▶ _Short problem_:
Copy each record exactly as it reads, leaving out any pictures it holds.

[Stored entries]
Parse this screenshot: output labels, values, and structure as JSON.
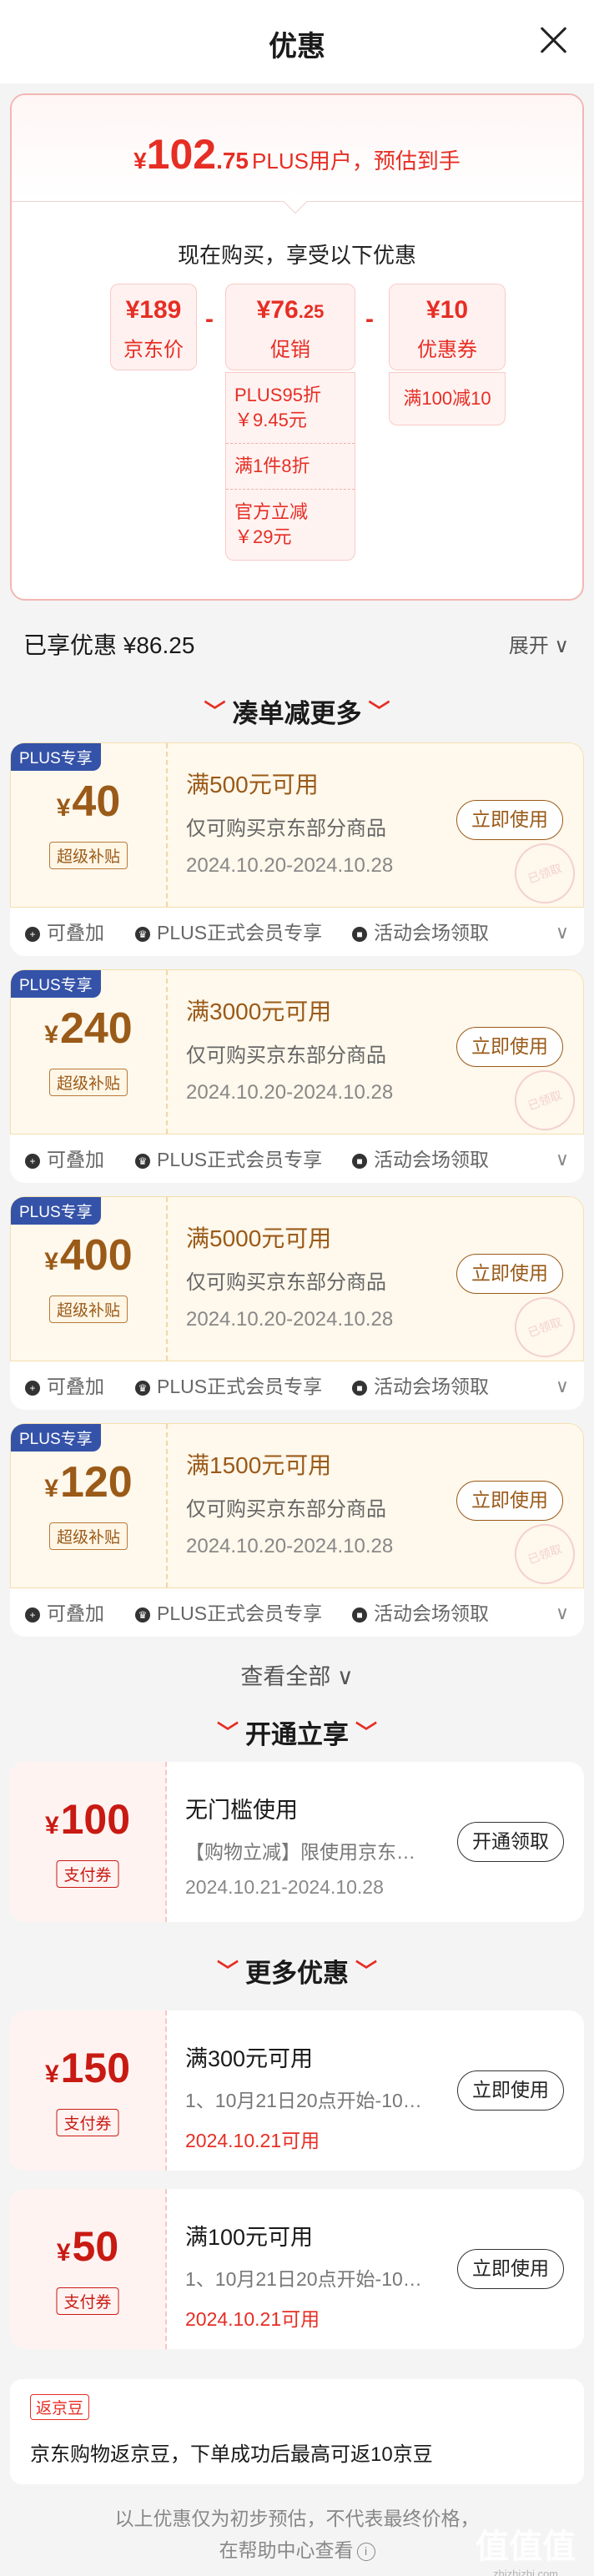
{
  "header": {
    "title": "优惠"
  },
  "summary": {
    "currency": "¥",
    "price_int": "102",
    "price_dec": ".75",
    "price_note": "PLUS用户，预估到手",
    "subtitle": "现在购买，享受以下优惠",
    "jd_price": {
      "amount": "¥189",
      "label": "京东价"
    },
    "promo": {
      "amount": "¥76",
      "amount_dec": ".25",
      "label": "促销"
    },
    "coupon": {
      "amount": "¥10",
      "label": "优惠券"
    },
    "minus_1": "-",
    "minus_2": "-",
    "promo_items": [
      {
        "line1": "PLUS95折",
        "line2": "￥9.45元"
      },
      {
        "line1": "满1件8折",
        "line2": ""
      },
      {
        "line1": "官方立减",
        "line2": "￥29元"
      }
    ],
    "coupon_items": [
      "满100减10"
    ]
  },
  "enjoyed": {
    "text": "已享优惠 ¥86.25",
    "expand": "展开 ∨"
  },
  "sections": {
    "stack": {
      "title": "凑单减更多",
      "deco": "﹀"
    },
    "open": {
      "title": "开通立享"
    },
    "more": {
      "title": "更多优惠"
    }
  },
  "coupons": [
    {
      "tag": "PLUS专享",
      "currency": "¥",
      "amount": "40",
      "badge": "超级补贴",
      "cond": "满500元可用",
      "scope": "仅可购买京东部分商品",
      "date": "2024.10.20-2024.10.28",
      "btn": "立即使用",
      "stamp": "已领取"
    },
    {
      "tag": "PLUS专享",
      "currency": "¥",
      "amount": "240",
      "badge": "超级补贴",
      "cond": "满3000元可用",
      "scope": "仅可购买京东部分商品",
      "date": "2024.10.20-2024.10.28",
      "btn": "立即使用",
      "stamp": "已领取"
    },
    {
      "tag": "PLUS专享",
      "currency": "¥",
      "amount": "400",
      "badge": "超级补贴",
      "cond": "满5000元可用",
      "scope": "仅可购买京东部分商品",
      "date": "2024.10.20-2024.10.28",
      "btn": "立即使用",
      "stamp": "已领取"
    },
    {
      "tag": "PLUS专享",
      "currency": "¥",
      "amount": "120",
      "badge": "超级补贴",
      "cond": "满1500元可用",
      "scope": "仅可购买京东部分商品",
      "date": "2024.10.20-2024.10.28",
      "btn": "立即使用",
      "stamp": "已领取"
    }
  ],
  "coupon_footer": {
    "stackable": "可叠加",
    "plus_only": "PLUS正式会员专享",
    "venue": "活动会场领取",
    "chevron": "∨",
    "icons": [
      "plus-circle-icon",
      "crown-icon",
      "gift-icon"
    ]
  },
  "view_all": "查看全部 ∨",
  "open_card": {
    "currency": "¥",
    "amount": "100",
    "badge": "支付券",
    "title": "无门槛使用",
    "desc": "【购物立减】限使用京东…",
    "date": "2024.10.21-2024.10.28",
    "btn": "开通领取"
  },
  "more_cards": [
    {
      "currency": "¥",
      "amount": "150",
      "badge": "支付券",
      "title": "满300元可用",
      "desc": "1、10月21日20点开始-10…",
      "date": "2024.10.21可用",
      "btn": "立即使用"
    },
    {
      "currency": "¥",
      "amount": "50",
      "badge": "支付券",
      "title": "满100元可用",
      "desc": "1、10月21日20点开始-10…",
      "date": "2024.10.21可用",
      "btn": "立即使用"
    }
  ],
  "jingdou": {
    "tag": "返京豆",
    "text": "京东购物返京豆，下单成功后最高可返10京豆"
  },
  "disclaimer": {
    "line1": "以上优惠仅为初步预估，不代表最终价格，",
    "line2": "在帮助中心查看"
  },
  "watermark": {
    "text": "值值值",
    "sub": "zhizhizhi.com"
  },
  "colors": {
    "accent": "#e62e24",
    "coupon_gold": "#9a5a18",
    "plus_blue": "#3452a8"
  }
}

▶ _Task answer_:
Parse this screenshot: output labels, values, and structure as JSON.
{
  "header": {
    "title": "优惠"
  },
  "summary": {
    "currency": "¥",
    "price_int": "102",
    "price_dec": ".75",
    "price_note": "PLUS用户，预估到手",
    "subtitle": "现在购买，享受以下优惠",
    "jd_price": {
      "amount": "¥189",
      "label": "京东价"
    },
    "promo": {
      "amount": "¥76",
      "amount_dec": ".25",
      "label": "促销"
    },
    "coupon": {
      "amount": "¥10",
      "label": "优惠券"
    },
    "minus_1": "-",
    "minus_2": "-",
    "promo_items": [
      {
        "line1": "PLUS95折",
        "line2": "￥9.45元"
      },
      {
        "line1": "满1件8折",
        "line2": ""
      },
      {
        "line1": "官方立减",
        "line2": "￥29元"
      }
    ],
    "coupon_items": [
      "满100减10"
    ]
  },
  "enjoyed": {
    "text": "已享优惠 ¥86.25",
    "expand": "展开 ∨"
  },
  "sections": {
    "stack": {
      "title": "凑单减更多",
      "deco": "﹀"
    },
    "open": {
      "title": "开通立享"
    },
    "more": {
      "title": "更多优惠"
    }
  },
  "coupons": [
    {
      "tag": "PLUS专享",
      "currency": "¥",
      "amount": "40",
      "badge": "超级补贴",
      "cond": "满500元可用",
      "scope": "仅可购买京东部分商品",
      "date": "2024.10.20-2024.10.28",
      "btn": "立即使用",
      "stamp": "已领取"
    },
    {
      "tag": "PLUS专享",
      "currency": "¥",
      "amount": "240",
      "badge": "超级补贴",
      "cond": "满3000元可用",
      "scope": "仅可购买京东部分商品",
      "date": "2024.10.20-2024.10.28",
      "btn": "立即使用",
      "stamp": "已领取"
    },
    {
      "tag": "PLUS专享",
      "currency": "¥",
      "amount": "400",
      "badge": "超级补贴",
      "cond": "满5000元可用",
      "scope": "仅可购买京东部分商品",
      "date": "2024.10.20-2024.10.28",
      "btn": "立即使用",
      "stamp": "已领取"
    },
    {
      "tag": "PLUS专享",
      "currency": "¥",
      "amount": "120",
      "badge": "超级补贴",
      "cond": "满1500元可用",
      "scope": "仅可购买京东部分商品",
      "date": "2024.10.20-2024.10.28",
      "btn": "立即使用",
      "stamp": "已领取"
    }
  ],
  "coupon_footer": {
    "stackable": "可叠加",
    "plus_only": "PLUS正式会员专享",
    "venue": "活动会场领取",
    "chevron": "∨",
    "icons": [
      "plus-circle-icon",
      "crown-icon",
      "gift-icon"
    ]
  },
  "view_all": "查看全部 ∨",
  "open_card": {
    "currency": "¥",
    "amount": "100",
    "badge": "支付券",
    "title": "无门槛使用",
    "desc": "【购物立减】限使用京东…",
    "date": "2024.10.21-2024.10.28",
    "btn": "开通领取"
  },
  "more_cards": [
    {
      "currency": "¥",
      "amount": "150",
      "badge": "支付券",
      "title": "满300元可用",
      "desc": "1、10月21日20点开始-10…",
      "date": "2024.10.21可用",
      "btn": "立即使用"
    },
    {
      "currency": "¥",
      "amount": "50",
      "badge": "支付券",
      "title": "满100元可用",
      "desc": "1、10月21日20点开始-10…",
      "date": "2024.10.21可用",
      "btn": "立即使用"
    }
  ],
  "jingdou": {
    "tag": "返京豆",
    "text": "京东购物返京豆，下单成功后最高可返10京豆"
  },
  "disclaimer": {
    "line1": "以上优惠仅为初步预估，不代表最终价格，",
    "line2": "在帮助中心查看"
  },
  "watermark": {
    "text": "值值值",
    "sub": "zhizhizhi.com"
  },
  "colors": {
    "accent": "#e62e24",
    "coupon_gold": "#9a5a18",
    "plus_blue": "#3452a8"
  }
}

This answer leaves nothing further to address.